Stored records
= = =

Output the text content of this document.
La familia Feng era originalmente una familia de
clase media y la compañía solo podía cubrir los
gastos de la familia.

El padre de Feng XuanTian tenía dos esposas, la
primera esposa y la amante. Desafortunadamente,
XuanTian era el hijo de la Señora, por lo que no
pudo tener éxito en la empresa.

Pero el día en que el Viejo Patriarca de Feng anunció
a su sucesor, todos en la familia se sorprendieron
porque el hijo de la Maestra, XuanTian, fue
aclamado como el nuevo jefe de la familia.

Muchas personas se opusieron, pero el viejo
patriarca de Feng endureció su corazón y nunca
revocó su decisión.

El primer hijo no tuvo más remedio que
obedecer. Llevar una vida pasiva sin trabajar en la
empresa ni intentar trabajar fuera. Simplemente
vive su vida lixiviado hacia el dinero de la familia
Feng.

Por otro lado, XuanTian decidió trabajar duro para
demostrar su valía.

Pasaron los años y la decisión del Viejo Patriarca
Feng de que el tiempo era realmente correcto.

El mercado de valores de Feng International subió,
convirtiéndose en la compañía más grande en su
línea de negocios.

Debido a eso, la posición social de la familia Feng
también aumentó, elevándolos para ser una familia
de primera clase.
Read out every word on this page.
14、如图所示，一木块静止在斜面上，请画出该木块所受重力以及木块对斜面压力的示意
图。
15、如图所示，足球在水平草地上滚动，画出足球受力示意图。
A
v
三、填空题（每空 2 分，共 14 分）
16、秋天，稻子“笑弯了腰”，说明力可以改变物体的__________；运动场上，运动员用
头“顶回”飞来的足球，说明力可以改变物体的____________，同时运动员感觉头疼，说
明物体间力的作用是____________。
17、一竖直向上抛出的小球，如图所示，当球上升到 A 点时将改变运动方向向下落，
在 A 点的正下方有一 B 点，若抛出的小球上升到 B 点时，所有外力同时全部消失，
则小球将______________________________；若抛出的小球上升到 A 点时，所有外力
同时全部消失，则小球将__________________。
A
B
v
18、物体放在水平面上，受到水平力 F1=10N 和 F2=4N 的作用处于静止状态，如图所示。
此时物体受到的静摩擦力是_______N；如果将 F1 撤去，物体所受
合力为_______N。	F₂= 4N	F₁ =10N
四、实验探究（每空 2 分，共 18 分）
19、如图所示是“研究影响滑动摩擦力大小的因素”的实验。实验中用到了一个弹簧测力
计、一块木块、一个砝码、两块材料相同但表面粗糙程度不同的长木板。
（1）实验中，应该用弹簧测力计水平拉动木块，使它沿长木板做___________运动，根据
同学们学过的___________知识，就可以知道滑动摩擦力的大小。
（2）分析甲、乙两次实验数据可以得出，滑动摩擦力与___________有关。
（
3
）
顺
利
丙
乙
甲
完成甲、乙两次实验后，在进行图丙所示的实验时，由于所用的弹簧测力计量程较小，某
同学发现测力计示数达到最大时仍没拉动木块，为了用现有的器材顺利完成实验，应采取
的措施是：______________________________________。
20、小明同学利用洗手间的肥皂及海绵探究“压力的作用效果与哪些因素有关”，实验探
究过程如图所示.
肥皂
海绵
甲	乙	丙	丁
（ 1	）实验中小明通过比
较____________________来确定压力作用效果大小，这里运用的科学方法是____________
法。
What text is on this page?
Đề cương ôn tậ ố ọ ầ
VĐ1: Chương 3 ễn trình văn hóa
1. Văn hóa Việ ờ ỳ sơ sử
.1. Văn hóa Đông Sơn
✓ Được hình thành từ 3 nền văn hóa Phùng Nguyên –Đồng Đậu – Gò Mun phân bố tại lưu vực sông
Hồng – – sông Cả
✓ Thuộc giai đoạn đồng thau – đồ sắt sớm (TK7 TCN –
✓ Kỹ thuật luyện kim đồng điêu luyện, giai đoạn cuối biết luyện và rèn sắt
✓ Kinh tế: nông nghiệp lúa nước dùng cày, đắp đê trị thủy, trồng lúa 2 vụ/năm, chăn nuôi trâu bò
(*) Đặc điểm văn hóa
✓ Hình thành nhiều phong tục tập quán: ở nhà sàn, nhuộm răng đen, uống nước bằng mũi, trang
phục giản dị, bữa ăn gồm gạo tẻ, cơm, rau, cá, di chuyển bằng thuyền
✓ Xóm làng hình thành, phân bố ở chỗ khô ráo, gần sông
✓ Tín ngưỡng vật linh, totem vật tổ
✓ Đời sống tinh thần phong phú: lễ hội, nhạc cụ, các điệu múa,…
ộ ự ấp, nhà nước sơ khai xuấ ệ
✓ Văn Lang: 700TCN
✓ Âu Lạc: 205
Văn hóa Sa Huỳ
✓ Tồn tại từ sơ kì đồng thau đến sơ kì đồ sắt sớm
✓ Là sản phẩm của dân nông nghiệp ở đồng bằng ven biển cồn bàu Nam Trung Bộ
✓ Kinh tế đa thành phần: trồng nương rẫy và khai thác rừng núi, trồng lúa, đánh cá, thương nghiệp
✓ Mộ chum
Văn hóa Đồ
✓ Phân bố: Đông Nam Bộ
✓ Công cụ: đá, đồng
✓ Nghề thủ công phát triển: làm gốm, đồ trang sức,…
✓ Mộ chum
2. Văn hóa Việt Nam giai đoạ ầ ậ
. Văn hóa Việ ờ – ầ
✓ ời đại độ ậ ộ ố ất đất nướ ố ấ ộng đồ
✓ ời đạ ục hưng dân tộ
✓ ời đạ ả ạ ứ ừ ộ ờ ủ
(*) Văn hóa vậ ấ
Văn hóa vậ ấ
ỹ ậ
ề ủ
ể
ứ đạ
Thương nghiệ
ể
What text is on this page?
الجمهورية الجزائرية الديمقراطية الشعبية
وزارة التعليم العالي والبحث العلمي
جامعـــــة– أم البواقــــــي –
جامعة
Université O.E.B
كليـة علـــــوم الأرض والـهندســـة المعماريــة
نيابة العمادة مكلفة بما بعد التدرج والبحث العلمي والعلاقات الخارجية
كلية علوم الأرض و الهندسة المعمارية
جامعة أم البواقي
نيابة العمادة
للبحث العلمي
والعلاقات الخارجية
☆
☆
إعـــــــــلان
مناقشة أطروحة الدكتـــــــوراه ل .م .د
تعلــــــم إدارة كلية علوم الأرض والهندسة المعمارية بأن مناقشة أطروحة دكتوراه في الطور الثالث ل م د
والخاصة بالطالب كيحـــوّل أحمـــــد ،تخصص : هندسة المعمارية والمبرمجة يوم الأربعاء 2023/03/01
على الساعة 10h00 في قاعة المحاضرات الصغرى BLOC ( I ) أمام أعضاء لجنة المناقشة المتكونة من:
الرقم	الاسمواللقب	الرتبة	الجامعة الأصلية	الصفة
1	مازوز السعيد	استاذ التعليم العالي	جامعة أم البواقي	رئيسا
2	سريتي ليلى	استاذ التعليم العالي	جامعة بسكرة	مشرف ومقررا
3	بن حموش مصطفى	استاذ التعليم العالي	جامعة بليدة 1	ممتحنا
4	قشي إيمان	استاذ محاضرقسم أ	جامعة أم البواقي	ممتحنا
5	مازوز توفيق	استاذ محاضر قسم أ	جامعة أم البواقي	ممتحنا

= = =

Each line must be given again exactly as written above.

_Solution:_
Output the text content of this document.
La familia Feng era originalmente una familia de
clase media y la compañía solo podía cubrir los
gastos de la familia.

El padre de Feng XuanTian tenía dos esposas, la
primera esposa y la amante. Desafortunadamente,
XuanTian era el hijo de la Señora, por lo que no
pudo tener éxito en la empresa.

Pero el día en que el Viejo Patriarca de Feng anunció
a su sucesor, todos en la familia se sorprendieron
porque el hijo de la Maestra, XuanTian, fue
aclamado como el nuevo jefe de la familia.

Muchas personas se opusieron, pero el viejo
patriarca de Feng endureció su corazón y nunca
revocó su decisión.

El primer hijo no tuvo más remedio que
obedecer. Llevar una vida pasiva sin trabajar en la
empresa ni intentar trabajar fuera. Simplemente
vive su vida lixiviado hacia el dinero de la familia
Feng.

Por otro lado, XuanTian decidió trabajar duro para
demostrar su valía.

Pasaron los años y la decisión del Viejo Patriarca
Feng de que el tiempo era realmente correcto.

El mercado de valores de Feng International subió,
convirtiéndose en la compañía más grande en su
línea de negocios.

Debido a eso, la posición social de la familia Feng
también aumentó, elevándolos para ser una familia
de primera clase.
Read out every word on this page.
14、如图所示，一木块静止在斜面上，请画出该木块所受重力以及木块对斜面压力的示意
图。
15、如图所示，足球在水平草地上滚动，画出足球受力示意图。
A
v
三、填空题（每空 2 分，共 14 分）
16、秋天，稻子“笑弯了腰”，说明力可以改变物体的__________；运动场上，运动员用
头“顶回”飞来的足球，说明力可以改变物体的____________，同时运动员感觉头疼，说
明物体间力的作用是____________。
17、一竖直向上抛出的小球，如图所示，当球上升到 A 点时将改变运动方向向下落，
在 A 点的正下方有一 B 点，若抛出的小球上升到 B 点时，所有外力同时全部消失，
则小球将______________________________；若抛出的小球上升到 A 点时，所有外力
同时全部消失，则小球将__________________。
A
B
v
18、物体放在水平面上，受到水平力 F1=10N 和 F2=4N 的作用处于静止状态，如图所示。
此时物体受到的静摩擦力是_______N；如果将 F1 撤去，物体所受
合力为_______N。	F₂= 4N	F₁ =10N
四、实验探究（每空 2 分，共 18 分）
19、如图所示是“研究影响滑动摩擦力大小的因素”的实验。实验中用到了一个弹簧测力
计、一块木块、一个砝码、两块材料相同但表面粗糙程度不同的长木板。
（1）实验中，应该用弹簧测力计水平拉动木块，使它沿长木板做___________运动，根据
同学们学过的___________知识，就可以知道滑动摩擦力的大小。
（2）分析甲、乙两次实验数据可以得出，滑动摩擦力与___________有关。
（
3
）
顺
利
丙
乙
甲
完成甲、乙两次实验后，在进行图丙所示的实验时，由于所用的弹簧测力计量程较小，某
同学发现测力计示数达到最大时仍没拉动木块，为了用现有的器材顺利完成实验，应采取
的措施是：______________________________________。
20、小明同学利用洗手间的肥皂及海绵探究“压力的作用效果与哪些因素有关”，实验探
究过程如图所示.
肥皂
海绵
甲	乙	丙	丁
（ 1	）实验中小明通过比
较____________________来确定压力作用效果大小，这里运用的科学方法是____________
法。
What text is on this page?
Đề cương ôn tậ ố ọ ầ
VĐ1: Chương 3 ễn trình văn hóa
1. Văn hóa Việ ờ ỳ sơ sử
.1. Văn hóa Đông Sơn
✓ Được hình thành từ 3 nền văn hóa Phùng Nguyên –Đồng Đậu – Gò Mun phân bố tại lưu vực sông
Hồng – – sông Cả
✓ Thuộc giai đoạn đồng thau – đồ sắt sớm (TK7 TCN –
✓ Kỹ thuật luyện kim đồng điêu luyện, giai đoạn cuối biết luyện và rèn sắt
✓ Kinh tế: nông nghiệp lúa nước dùng cày, đắp đê trị thủy, trồng lúa 2 vụ/năm, chăn nuôi trâu bò
(*) Đặc điểm văn hóa
✓ Hình thành nhiều phong tục tập quán: ở nhà sàn, nhuộm răng đen, uống nước bằng mũi, trang
phục giản dị, bữa ăn gồm gạo tẻ, cơm, rau, cá, di chuyển bằng thuyền
✓ Xóm làng hình thành, phân bố ở chỗ khô ráo, gần sông
✓ Tín ngưỡng vật linh, totem vật tổ
✓ Đời sống tinh thần phong phú: lễ hội, nhạc cụ, các điệu múa,…
ộ ự ấp, nhà nước sơ khai xuấ ệ
✓ Văn Lang: 700TCN
✓ Âu Lạc: 205
Văn hóa Sa Huỳ
✓ Tồn tại từ sơ kì đồng thau đến sơ kì đồ sắt sớm
✓ Là sản phẩm của dân nông nghiệp ở đồng bằng ven biển cồn bàu Nam Trung Bộ
✓ Kinh tế đa thành phần: trồng nương rẫy và khai thác rừng núi, trồng lúa, đánh cá, thương nghiệp
✓ Mộ chum
Văn hóa Đồ
✓ Phân bố: Đông Nam Bộ
✓ Công cụ: đá, đồng
✓ Nghề thủ công phát triển: làm gốm, đồ trang sức,…
✓ Mộ chum
2. Văn hóa Việt Nam giai đoạ ầ ậ
. Văn hóa Việ ờ – ầ
✓ ời đại độ ậ ộ ố ất đất nướ ố ấ ộng đồ
✓ ời đạ ục hưng dân tộ
✓ ời đạ ả ạ ứ ừ ộ ờ ủ
(*) Văn hóa vậ ấ
Văn hóa vậ ấ
ỹ ậ
ề ủ
ể
ứ đạ
Thương nghiệ
ể
What text is on this page?
الجمهورية الجزائرية الديمقراطية الشعبية
وزارة التعليم العالي والبحث العلمي
جامعـــــة– أم البواقــــــي –
جامعة
Université O.E.B
كليـة علـــــوم الأرض والـهندســـة المعماريــة
نيابة العمادة مكلفة بما بعد التدرج والبحث العلمي والعلاقات الخارجية
كلية علوم الأرض و الهندسة المعمارية
جامعة أم البواقي
نيابة العمادة
للبحث العلمي
والعلاقات الخارجية
☆
☆
إعـــــــــلان
مناقشة أطروحة الدكتـــــــوراه ل .م .د
تعلــــــم إدارة كلية علوم الأرض والهندسة المعمارية بأن مناقشة أطروحة دكتوراه في الطور الثالث ل م د
والخاصة بالطالب كيحـــوّل أحمـــــد ،تخصص : هندسة المعمارية والمبرمجة يوم الأربعاء 2023/03/01
على الساعة 10h00 في قاعة المحاضرات الصغرى BLOC ( I ) أمام أعضاء لجنة المناقشة المتكونة من:
الرقم	الاسمواللقب	الرتبة	الجامعة الأصلية	الصفة
1	مازوز السعيد	استاذ التعليم العالي	جامعة أم البواقي	رئيسا
2	سريتي ليلى	استاذ التعليم العالي	جامعة بسكرة	مشرف ومقررا
3	بن حموش مصطفى	استاذ التعليم العالي	جامعة بليدة 1	ممتحنا
4	قشي إيمان	استاذ محاضرقسم أ	جامعة أم البواقي	ممتحنا
5	مازوز توفيق	استاذ محاضر قسم أ	جامعة أم البواقي	ممتحنا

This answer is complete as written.